**Exercise prompt**
Omit any picture, and return the remaining data exactly as written.

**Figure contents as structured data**
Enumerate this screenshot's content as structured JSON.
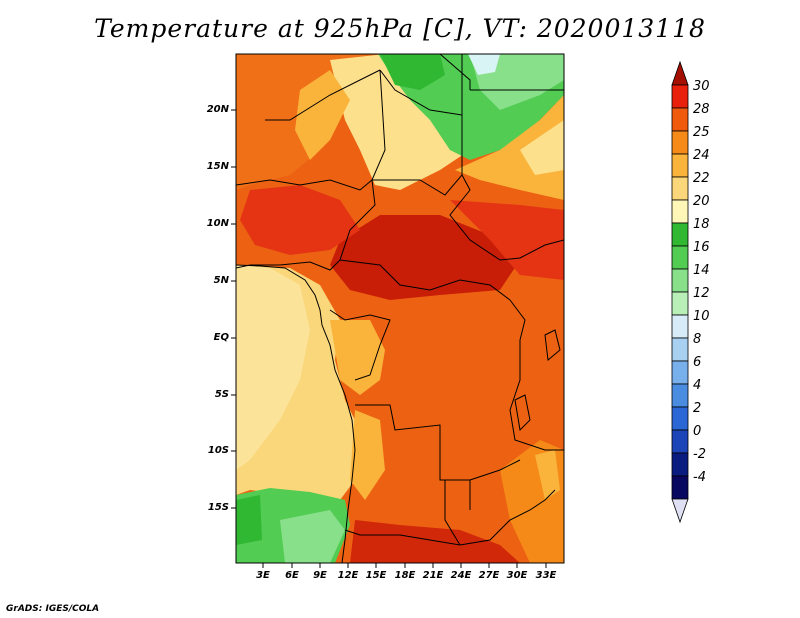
{
  "title": "Temperature at 925hPa [C], VT: 2020013118",
  "footer": "GrADS: IGES/COLA",
  "lat_labels": [
    "20N",
    "15N",
    "10N",
    "5N",
    "EQ",
    "5S",
    "10S",
    "15S"
  ],
  "lon_labels": [
    "3E",
    "6E",
    "9E",
    "12E",
    "15E",
    "18E",
    "21E",
    "24E",
    "27E",
    "30E",
    "33E"
  ],
  "colorbar": {
    "labels": [
      "30",
      "28",
      "25",
      "24",
      "22",
      "20",
      "18",
      "16",
      "14",
      "12",
      "10",
      "8",
      "6",
      "4",
      "2",
      "0",
      "-2",
      "-4"
    ],
    "colors": [
      "#a50f00",
      "#e8200c",
      "#f05a0c",
      "#f58a18",
      "#fab43c",
      "#fad77a",
      "#fff7b8",
      "#30b832",
      "#52cc52",
      "#88e08a",
      "#b8f0b8",
      "#d8ecf8",
      "#a8d0f0",
      "#78b0ec",
      "#4a8ce0",
      "#2a66d4",
      "#1a44b8",
      "#0a1c80",
      "#080860"
    ],
    "below_color": "#e0e0f4"
  }
}
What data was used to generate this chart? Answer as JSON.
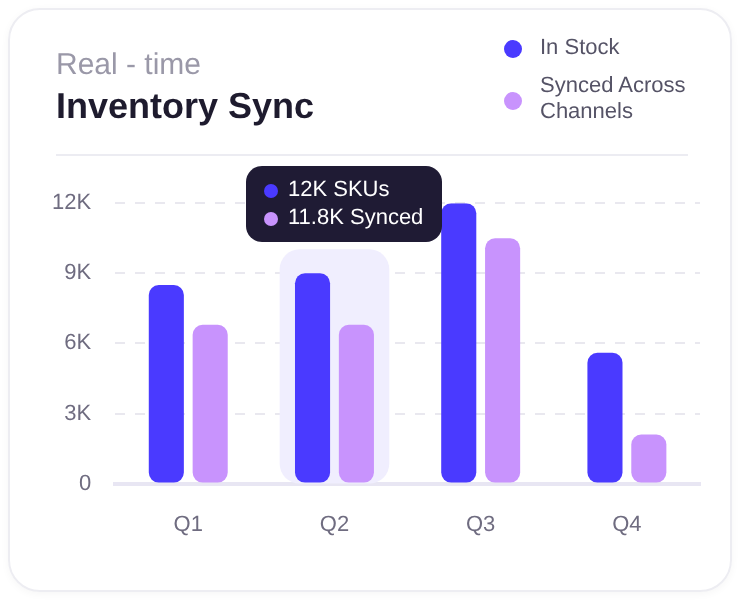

**Complete answer**
Enumerate this screenshot's content as structured JSON.
{
  "title": "Temperature at 925hPa [C], VT: 2020013118",
  "footer": "GrADS: IGES/COLA",
  "lat_labels": [
    "20N",
    "15N",
    "10N",
    "5N",
    "EQ",
    "5S",
    "10S",
    "15S"
  ],
  "lon_labels": [
    "3E",
    "6E",
    "9E",
    "12E",
    "15E",
    "18E",
    "21E",
    "24E",
    "27E",
    "30E",
    "33E"
  ],
  "colorbar": {
    "labels": [
      "30",
      "28",
      "25",
      "24",
      "22",
      "20",
      "18",
      "16",
      "14",
      "12",
      "10",
      "8",
      "6",
      "4",
      "2",
      "0",
      "-2",
      "-4"
    ],
    "colors": [
      "#a50f00",
      "#e8200c",
      "#f05a0c",
      "#f58a18",
      "#fab43c",
      "#fad77a",
      "#fff7b8",
      "#30b832",
      "#52cc52",
      "#88e08a",
      "#b8f0b8",
      "#d8ecf8",
      "#a8d0f0",
      "#78b0ec",
      "#4a8ce0",
      "#2a66d4",
      "#1a44b8",
      "#0a1c80",
      "#080860"
    ],
    "below_color": "#e0e0f4"
  }
}
What data was used to generate this chart? Answer as JSON.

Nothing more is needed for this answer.